▸ EXERCISE GOAL
Write each record again exactly as it stands.

(Collected data entries)
◇ ◇ ◇ ◇ ◇ ◇ ◇

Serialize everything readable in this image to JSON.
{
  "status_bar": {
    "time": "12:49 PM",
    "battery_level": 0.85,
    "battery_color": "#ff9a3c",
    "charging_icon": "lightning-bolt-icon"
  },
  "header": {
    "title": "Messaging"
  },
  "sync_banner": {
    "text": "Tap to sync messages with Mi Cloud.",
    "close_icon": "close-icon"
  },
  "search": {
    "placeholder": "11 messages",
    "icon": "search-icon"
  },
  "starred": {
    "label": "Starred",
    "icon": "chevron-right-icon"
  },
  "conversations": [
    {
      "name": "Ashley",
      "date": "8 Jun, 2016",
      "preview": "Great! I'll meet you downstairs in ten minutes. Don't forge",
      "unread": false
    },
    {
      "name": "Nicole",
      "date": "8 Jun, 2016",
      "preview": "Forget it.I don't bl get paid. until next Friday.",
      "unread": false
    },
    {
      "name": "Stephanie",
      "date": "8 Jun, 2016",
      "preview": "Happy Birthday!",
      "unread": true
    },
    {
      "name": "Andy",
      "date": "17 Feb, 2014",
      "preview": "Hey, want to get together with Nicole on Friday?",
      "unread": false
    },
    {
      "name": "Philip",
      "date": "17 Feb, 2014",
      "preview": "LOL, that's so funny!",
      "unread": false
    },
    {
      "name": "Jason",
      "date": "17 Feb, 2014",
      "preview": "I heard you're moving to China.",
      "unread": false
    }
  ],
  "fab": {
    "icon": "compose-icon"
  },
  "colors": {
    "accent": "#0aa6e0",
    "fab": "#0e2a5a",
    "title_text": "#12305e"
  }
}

◇ ◇ ◇ ◇ ◇ ◇ ◇

▸ RESPONSE TO THIS TASK
Serialize everything readable in this image to JSON.
{
  "status_bar": {
    "time": "12:49 PM",
    "battery_level": 0.85,
    "battery_color": "#ff9a3c",
    "charging_icon": "lightning-bolt-icon"
  },
  "header": {
    "title": "Messaging"
  },
  "sync_banner": {
    "text": "Tap to sync messages with Mi Cloud.",
    "close_icon": "close-icon"
  },
  "search": {
    "placeholder": "11 messages",
    "icon": "search-icon"
  },
  "starred": {
    "label": "Starred",
    "icon": "chevron-right-icon"
  },
  "conversations": [
    {
      "name": "Ashley",
      "date": "8 Jun, 2016",
      "preview": "Great! I'll meet you downstairs in ten minutes. Don't forge",
      "unread": false
    },
    {
      "name": "Nicole",
      "date": "8 Jun, 2016",
      "preview": "Forget it.I don't bl get paid. until next Friday.",
      "unread": false
    },
    {
      "name": "Stephanie",
      "date": "8 Jun, 2016",
      "preview": "Happy Birthday!",
      "unread": true
    },
    {
      "name": "Andy",
      "date": "17 Feb, 2014",
      "preview": "Hey, want to get together with Nicole on Friday?",
      "unread": false
    },
    {
      "name": "Philip",
      "date": "17 Feb, 2014",
      "preview": "LOL, that's so funny!",
      "unread": false
    },
    {
      "name": "Jason",
      "date": "17 Feb, 2014",
      "preview": "I heard you're moving to China.",
      "unread": false
    }
  ],
  "fab": {
    "icon": "compose-icon"
  },
  "colors": {
    "accent": "#0aa6e0",
    "fab": "#0e2a5a",
    "title_text": "#12305e"
  }
}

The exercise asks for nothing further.